**Exercise**
Using the material that follows, identify and copy each line with the string "两队一起比赛".

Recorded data
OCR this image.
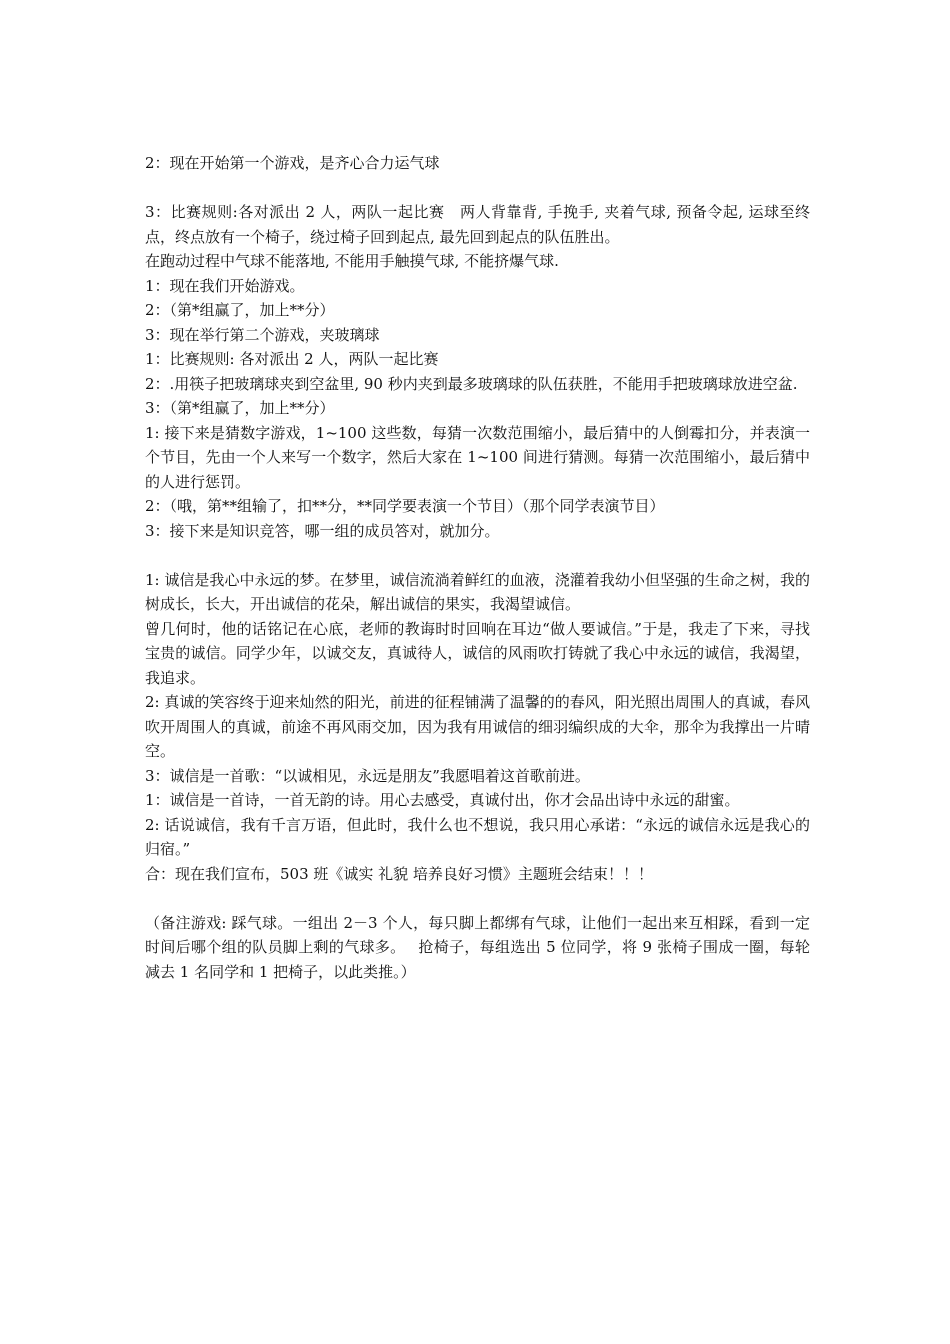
2：现在开始第一个游戏，是齐心合力运气球

3：比赛规则:各对派出 2 人，两队一起比赛　两人背靠背, 手挽手, 夹着气球, 预备令起, 运球至终点，终点放有一个椅子，绕过椅子回到起点, 最先回到起点的队伍胜出。

在跑动过程中气球不能落地, 不能用手触摸气球, 不能挤爆气球.

1：现在我们开始游戏。

2：（第*组赢了，加上**分）

3：现在举行第二个游戏，夹玻璃球

1：比赛规则: 各对派出 2 人，两队一起比赛

2：.用筷子把玻璃球夹到空盆里, 90 秒内夹到最多玻璃球的队伍获胜，不能用手把玻璃球放进空盆.

3：（第*组赢了，加上**分）

1: 接下来是猜数字游戏，1~100 这些数，每猜一次数范围缩小，最后猜中的人倒霉扣分，并表演一个节目，先由一个人来写一个数字，然后大家在 1~100 间进行猜测。每猜一次范围缩小，最后猜中的人进行惩罚。

2：（哦，第**组输了，扣**分，**同学要表演一个节目）（那个同学表演节目）

3：接下来是知识竞答，哪一组的成员答对，就加分。

1: 诚信是我心中永远的梦。在梦里，诚信流淌着鲜红的血液，浇灌着我幼小但坚强的生命之树，我的树成长，长大，开出诚信的花朵，解出诚信的果实，我渴望诚信。

曾几何时，他的话铭记在心底，老师的教诲时时回响在耳边“做人要诚信。”于是，我走了下来，寻找宝贵的诚信。同学少年，以诚交友，真诚待人，诚信的风雨吹打铸就了我心中永远的诚信，我渴望，我追求。

2: 真诚的笑容终于迎来灿然的阳光，前进的征程铺满了温馨的的春风，阳光照出周围人的真诚，春风吹开周围人的真诚，前途不再风雨交加，因为我有用诚信的细羽编织成的大伞，那伞为我撑出一片晴空。

3：诚信是一首歌：“以诚相见，永远是朋友”我愿唱着这首歌前进。

1：诚信是一首诗，一首无韵的诗。用心去感受，真诚付出，你才会品出诗中永远的甜蜜。

2: 话说诚信，我有千言万语，但此时，我什么也不想说，我只用心承诺：“永远的诚信永远是我心的归宿。”

合：现在我们宣布，503 班《诚实 礼貌 培养良好习惯》主题班会结束！！！

（备注游戏: 踩气球。一组出 2－3 个人，每只脚上都绑有气球，让他们一起出来互相踩，看到一定时间后哪个组的队员脚上剩的气球多。　 抢椅子，每组选出 5 位同学，将 9 张椅子围成一圈，每轮减去 1 名同学和 1 把椅子，以此类推。）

**Result for this exercise**
3：比赛规则:各对派出 2 人，两队一起比赛　两人背靠背, 手挽手, 夹着气球, 预备令起, 运球至终点，终点放有一个椅子，绕过椅子回到起点, 最先回到起点的队伍胜出。
1：比赛规则: 各对派出 2 人，两队一起比赛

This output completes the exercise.